• **Exercise material**:
━━━━━━━━━━━━━━━━

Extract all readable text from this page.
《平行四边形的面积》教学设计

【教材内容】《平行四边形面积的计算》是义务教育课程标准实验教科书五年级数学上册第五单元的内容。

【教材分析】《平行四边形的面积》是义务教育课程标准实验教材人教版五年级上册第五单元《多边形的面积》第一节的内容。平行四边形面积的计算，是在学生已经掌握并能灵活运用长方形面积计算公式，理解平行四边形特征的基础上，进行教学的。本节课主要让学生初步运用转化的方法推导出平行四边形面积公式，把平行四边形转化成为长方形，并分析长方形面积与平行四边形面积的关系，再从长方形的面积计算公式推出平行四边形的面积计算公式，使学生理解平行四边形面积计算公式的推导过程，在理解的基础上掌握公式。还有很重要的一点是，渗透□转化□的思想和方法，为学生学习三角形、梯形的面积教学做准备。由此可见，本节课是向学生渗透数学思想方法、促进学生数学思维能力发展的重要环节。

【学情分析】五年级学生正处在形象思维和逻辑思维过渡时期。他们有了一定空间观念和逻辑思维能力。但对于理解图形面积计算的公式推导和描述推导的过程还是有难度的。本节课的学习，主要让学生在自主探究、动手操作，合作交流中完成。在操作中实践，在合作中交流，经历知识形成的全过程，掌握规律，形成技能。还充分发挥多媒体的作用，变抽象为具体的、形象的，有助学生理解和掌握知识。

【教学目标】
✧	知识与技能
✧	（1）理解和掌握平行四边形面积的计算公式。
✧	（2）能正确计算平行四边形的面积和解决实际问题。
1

━━━━━━━━━━━━━━━━

• **What to work on**: Set down the entries verbatim, leaving none out.

• **Result of this exercise**:
Extract all readable text from this page.
《平行四边形的面积》教学设计

【教材内容】《平行四边形面积的计算》是义务教育课程标准实验教科书五年级数学上册第五单元的内容。

【教材分析】《平行四边形的面积》是义务教育课程标准实验教材人教版五年级上册第五单元《多边形的面积》第一节的内容。平行四边形面积的计算，是在学生已经掌握并能灵活运用长方形面积计算公式，理解平行四边形特征的基础上，进行教学的。本节课主要让学生初步运用转化的方法推导出平行四边形面积公式，把平行四边形转化成为长方形，并分析长方形面积与平行四边形面积的关系，再从长方形的面积计算公式推出平行四边形的面积计算公式，使学生理解平行四边形面积计算公式的推导过程，在理解的基础上掌握公式。还有很重要的一点是，渗透□转化□的思想和方法，为学生学习三角形、梯形的面积教学做准备。由此可见，本节课是向学生渗透数学思想方法、促进学生数学思维能力发展的重要环节。

【学情分析】五年级学生正处在形象思维和逻辑思维过渡时期。他们有了一定空间观念和逻辑思维能力。但对于理解图形面积计算的公式推导和描述推导的过程还是有难度的。本节课的学习，主要让学生在自主探究、动手操作，合作交流中完成。在操作中实践，在合作中交流，经历知识形成的全过程，掌握规律，形成技能。还充分发挥多媒体的作用，变抽象为具体的、形象的，有助学生理解和掌握知识。

【教学目标】
✧	知识与技能
✧	（1）理解和掌握平行四边形面积的计算公式。
✧	（2）能正确计算平行四边形的面积和解决实际问题。
1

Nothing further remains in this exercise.